Retype everything in the listing, leaving each line exactly as it is.

(A block of data)
----------------------------------------
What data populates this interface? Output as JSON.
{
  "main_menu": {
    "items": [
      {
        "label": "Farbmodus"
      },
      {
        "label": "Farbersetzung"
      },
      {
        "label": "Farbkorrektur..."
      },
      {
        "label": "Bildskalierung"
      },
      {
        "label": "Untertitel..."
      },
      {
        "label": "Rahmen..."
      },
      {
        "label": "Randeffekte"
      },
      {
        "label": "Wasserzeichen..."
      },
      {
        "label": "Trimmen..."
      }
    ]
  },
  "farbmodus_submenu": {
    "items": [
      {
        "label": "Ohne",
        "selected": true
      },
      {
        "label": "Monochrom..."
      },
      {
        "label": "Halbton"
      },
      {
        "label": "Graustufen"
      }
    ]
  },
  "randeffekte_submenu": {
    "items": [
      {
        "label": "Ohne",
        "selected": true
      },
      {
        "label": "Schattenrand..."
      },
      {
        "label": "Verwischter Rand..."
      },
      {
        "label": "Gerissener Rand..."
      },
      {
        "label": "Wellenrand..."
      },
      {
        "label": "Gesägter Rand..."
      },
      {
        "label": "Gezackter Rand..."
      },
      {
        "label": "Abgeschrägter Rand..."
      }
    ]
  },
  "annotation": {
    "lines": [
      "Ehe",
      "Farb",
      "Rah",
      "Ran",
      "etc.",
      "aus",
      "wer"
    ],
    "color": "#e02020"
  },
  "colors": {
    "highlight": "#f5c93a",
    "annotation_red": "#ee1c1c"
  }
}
----------------------------------------
Result below:
What data populates this interface? Output as JSON.
{
  "main_menu": {
    "items": [
      {
        "label": "Farbmodus"
      },
      {
        "label": "Farbersetzung"
      },
      {
        "label": "Farbkorrektur..."
      },
      {
        "label": "Bildskalierung"
      },
      {
        "label": "Untertitel..."
      },
      {
        "label": "Rahmen..."
      },
      {
        "label": "Randeffekte"
      },
      {
        "label": "Wasserzeichen..."
      },
      {
        "label": "Trimmen..."
      }
    ]
  },
  "farbmodus_submenu": {
    "items": [
      {
        "label": "Ohne",
        "selected": true
      },
      {
        "label": "Monochrom..."
      },
      {
        "label": "Halbton"
      },
      {
        "label": "Graustufen"
      }
    ]
  },
  "randeffekte_submenu": {
    "items": [
      {
        "label": "Ohne",
        "selected": true
      },
      {
        "label": "Schattenrand..."
      },
      {
        "label": "Verwischter Rand..."
      },
      {
        "label": "Gerissener Rand..."
      },
      {
        "label": "Wellenrand..."
      },
      {
        "label": "Gesägter Rand..."
      },
      {
        "label": "Gezackter Rand..."
      },
      {
        "label": "Abgeschrägter Rand..."
      }
    ]
  },
  "annotation": {
    "lines": [
      "Ehe",
      "Farb",
      "Rah",
      "Ran",
      "etc.",
      "aus",
      "wer"
    ],
    "color": "#e02020"
  },
  "colors": {
    "highlight": "#f5c93a",
    "annotation_red": "#ee1c1c"
  }
}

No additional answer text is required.